- [CONSIGNES]
1. Répondez aux questions suivantes à partir de l'extrait.
(a) Quelle discipline Diana Cárdenas Mesa enseigne-t-elle, et dans quelle université ?
(b) Outre le hockey, dans quels milieux les initiations dérapent-elles aussi ?
(c) Selon les spécialistes, de quoi les problèmes découlent-ils plutôt ?
2. Indiquez si chacun des énoncés suivants est conforme à l'extrait. Justifiez chaque réponse par une citation textuelle.
(a) Diana Cárdenas Mesa juge probable que le hockey attire des individus portés à ce type d'actions.
(b) Les initiations ne dérapent qu'au hockey.
(c) Comprendre les motivations des agresseurs est présenté comme essentiel pour prévenir des drames semblables.
3. Recopiez fidèlement le passage de l'extrait qui commence aux mots « Comprendre les motivations » et s'arrête après « dans l’armée, notamment. ».

- [EXTRAIT]
Beaucoup de choses ont été dites sur les initiations sadiques qui ont secoué le monde du hockey junior.

Il reste néanmoins des aspects mal compris à ce scandale. Des aspects qui relèvent… de la psychologie.

Qu’est-ce qui pousse un jeune homme à imposer de telles atrocités à ses coéquipiers ? Que diable se passe-t-il dans sa tête lorsqu’il saisit un bâton de hockey et s’apprête à l’utiliser à des fins qui s’éloignent considérablement de son usage prévu ? Dans quel état d’esprit se trouve-t-il lorsqu’il inflige des humiliations, des blessures, des actes de torture à ses semblables ?

Comprendre les motivations et les pressions qui s’exercent sur les agresseurs est essentiel si on veut prévenir des drames semblables.

Or, il se trouve que la science à des réponses à apporter.

Diana Cárdenas Mesa est professeure de psychologie sociale à l’Université de Montréal. Elle explique que la première idée à s’enlever de la tête est celle que les dérapages découlent de la personnalité déviante des joueurs impliqués.

« Si c’était une question individuelle, ça voudrait dire que le hockey attire les individus qui sont plus portés à faire ce type d’actions », souligne-t-elle, jugeant l’hypothèse bien improbable.

On sait d’ailleurs que les initiations ne dérapent pas juste au hockey, mais aussi dans d’autres équipes sportives, au sein des facultés universitaires et dans l’armée, notamment.

Les spécialistes estiment que les problèmes découlent plutôt de l’incroyable force qu’exercent les groupes sur les individus.

(Entrées de données extraites)
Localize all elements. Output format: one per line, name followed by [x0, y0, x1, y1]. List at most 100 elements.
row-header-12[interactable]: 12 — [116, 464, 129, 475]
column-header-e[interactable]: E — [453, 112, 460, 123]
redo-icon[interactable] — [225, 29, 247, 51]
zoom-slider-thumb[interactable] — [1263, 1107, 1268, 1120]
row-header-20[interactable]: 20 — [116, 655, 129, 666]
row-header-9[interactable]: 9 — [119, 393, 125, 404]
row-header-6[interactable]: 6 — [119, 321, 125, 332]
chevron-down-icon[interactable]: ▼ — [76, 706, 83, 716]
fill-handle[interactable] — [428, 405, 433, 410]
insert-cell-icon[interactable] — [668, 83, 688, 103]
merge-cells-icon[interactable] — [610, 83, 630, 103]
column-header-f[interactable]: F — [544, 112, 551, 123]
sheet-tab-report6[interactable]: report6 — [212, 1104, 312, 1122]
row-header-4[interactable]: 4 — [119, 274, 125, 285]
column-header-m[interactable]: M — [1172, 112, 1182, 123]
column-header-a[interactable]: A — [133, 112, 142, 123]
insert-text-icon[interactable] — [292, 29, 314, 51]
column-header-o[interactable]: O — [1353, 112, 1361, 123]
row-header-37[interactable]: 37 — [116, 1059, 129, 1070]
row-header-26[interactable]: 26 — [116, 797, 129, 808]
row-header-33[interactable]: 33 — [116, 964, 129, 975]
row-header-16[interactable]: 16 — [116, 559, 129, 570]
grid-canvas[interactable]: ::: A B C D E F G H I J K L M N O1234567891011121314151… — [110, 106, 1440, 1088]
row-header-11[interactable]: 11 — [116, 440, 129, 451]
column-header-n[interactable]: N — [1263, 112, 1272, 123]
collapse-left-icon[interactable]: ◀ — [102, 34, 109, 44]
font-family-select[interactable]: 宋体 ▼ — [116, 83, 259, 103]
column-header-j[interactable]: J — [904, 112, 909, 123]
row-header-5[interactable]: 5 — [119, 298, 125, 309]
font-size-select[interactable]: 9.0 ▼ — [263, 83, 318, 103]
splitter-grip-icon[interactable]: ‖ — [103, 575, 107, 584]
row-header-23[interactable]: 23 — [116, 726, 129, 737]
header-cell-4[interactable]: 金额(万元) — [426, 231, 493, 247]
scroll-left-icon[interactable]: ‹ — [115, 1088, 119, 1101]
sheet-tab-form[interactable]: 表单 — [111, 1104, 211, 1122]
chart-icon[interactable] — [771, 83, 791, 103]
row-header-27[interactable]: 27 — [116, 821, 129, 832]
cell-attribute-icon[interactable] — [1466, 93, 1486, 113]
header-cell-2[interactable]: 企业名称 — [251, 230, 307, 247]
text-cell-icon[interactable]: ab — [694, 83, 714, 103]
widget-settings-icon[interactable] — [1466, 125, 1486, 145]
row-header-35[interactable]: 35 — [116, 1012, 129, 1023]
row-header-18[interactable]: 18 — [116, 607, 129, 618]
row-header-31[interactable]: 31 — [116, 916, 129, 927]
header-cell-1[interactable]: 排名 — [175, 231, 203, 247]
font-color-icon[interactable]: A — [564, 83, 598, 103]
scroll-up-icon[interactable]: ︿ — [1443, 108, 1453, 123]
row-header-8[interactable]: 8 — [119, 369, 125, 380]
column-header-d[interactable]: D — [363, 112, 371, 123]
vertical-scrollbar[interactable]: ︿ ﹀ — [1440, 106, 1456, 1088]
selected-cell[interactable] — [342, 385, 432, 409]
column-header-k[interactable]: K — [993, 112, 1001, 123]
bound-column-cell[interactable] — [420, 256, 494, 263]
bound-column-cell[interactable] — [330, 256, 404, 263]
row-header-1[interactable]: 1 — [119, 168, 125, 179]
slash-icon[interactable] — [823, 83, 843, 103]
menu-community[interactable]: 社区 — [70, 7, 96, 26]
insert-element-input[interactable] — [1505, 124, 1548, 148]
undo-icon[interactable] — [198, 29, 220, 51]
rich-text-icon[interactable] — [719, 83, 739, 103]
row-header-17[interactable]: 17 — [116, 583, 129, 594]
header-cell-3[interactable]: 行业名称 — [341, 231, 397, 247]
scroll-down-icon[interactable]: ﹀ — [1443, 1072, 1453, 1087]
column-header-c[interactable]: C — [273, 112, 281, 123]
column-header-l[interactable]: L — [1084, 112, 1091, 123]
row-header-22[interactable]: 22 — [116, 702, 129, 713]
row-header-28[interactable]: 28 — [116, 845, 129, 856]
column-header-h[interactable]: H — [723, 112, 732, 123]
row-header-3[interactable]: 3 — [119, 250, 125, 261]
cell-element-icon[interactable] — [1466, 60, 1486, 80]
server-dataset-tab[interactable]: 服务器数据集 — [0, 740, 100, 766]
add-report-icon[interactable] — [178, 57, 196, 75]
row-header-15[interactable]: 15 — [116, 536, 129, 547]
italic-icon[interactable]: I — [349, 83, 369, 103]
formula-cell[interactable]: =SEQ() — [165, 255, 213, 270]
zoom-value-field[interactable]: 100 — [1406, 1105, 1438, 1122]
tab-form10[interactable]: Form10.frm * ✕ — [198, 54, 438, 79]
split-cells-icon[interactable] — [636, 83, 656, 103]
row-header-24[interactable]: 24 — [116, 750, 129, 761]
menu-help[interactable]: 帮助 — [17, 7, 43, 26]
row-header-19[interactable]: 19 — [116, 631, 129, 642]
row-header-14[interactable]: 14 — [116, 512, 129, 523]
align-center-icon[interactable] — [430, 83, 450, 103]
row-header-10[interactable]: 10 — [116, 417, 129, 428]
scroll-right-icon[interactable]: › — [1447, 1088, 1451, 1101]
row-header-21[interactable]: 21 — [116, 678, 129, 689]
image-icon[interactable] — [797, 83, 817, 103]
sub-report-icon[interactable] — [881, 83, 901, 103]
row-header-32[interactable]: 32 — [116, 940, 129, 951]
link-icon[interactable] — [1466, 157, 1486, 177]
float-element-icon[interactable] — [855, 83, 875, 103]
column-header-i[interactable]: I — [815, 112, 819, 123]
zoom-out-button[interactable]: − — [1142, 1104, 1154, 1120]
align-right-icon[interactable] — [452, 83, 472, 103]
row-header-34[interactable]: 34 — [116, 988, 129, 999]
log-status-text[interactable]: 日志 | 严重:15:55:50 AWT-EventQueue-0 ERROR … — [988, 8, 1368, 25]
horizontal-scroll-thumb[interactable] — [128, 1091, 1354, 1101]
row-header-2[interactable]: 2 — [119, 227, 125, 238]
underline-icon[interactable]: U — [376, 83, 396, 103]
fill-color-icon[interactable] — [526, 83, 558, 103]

- [CORRIGÉ]
1.
(a) Elle enseigne la psychologie sociale à l'Université de Montréal.
(b) Elles dérapent aussi dans d'autres équipes sportives, au sein des facultés universitaires et dans l'armée.
(c) Ils découlent de l'incroyable force qu'exercent les groupes sur les individus.

2.
(a) Non : « jugeant l’hypothèse bien improbable ».
(b) Non : « les initiations ne dérapent pas juste au hockey, mais aussi dans d’autres équipes sportives ».
(c) Oui : « Comprendre les motivations et les pressions qui s’exercent sur les agresseurs est essentiel si on veut prévenir des drames semblables ».

3.
Comprendre les motivations et les pressions qui s’exercent sur les agresseurs est essentiel si on veut prévenir des drames semblables.

Or, il se trouve que la science à des réponses à apporter.

Diana Cárdenas Mesa est professeure de psychologie sociale à l’Université de Montréal. Elle explique que la première idée à s’enlever de la tête est celle que les dérapages découlent de la personnalité déviante des joueurs impliqués.

« Si c’était une question individuelle, ça voudrait dire que le hockey attire les individus qui sont plus portés à faire ce type d’actions », souligne-t-elle, jugeant l’hypothèse bien improbable.

On sait d’ailleurs que les initiations ne dérapent pas juste au hockey, mais aussi dans d’autres équipes sportives, au sein des facultés universitaires et dans l’armée, notamment.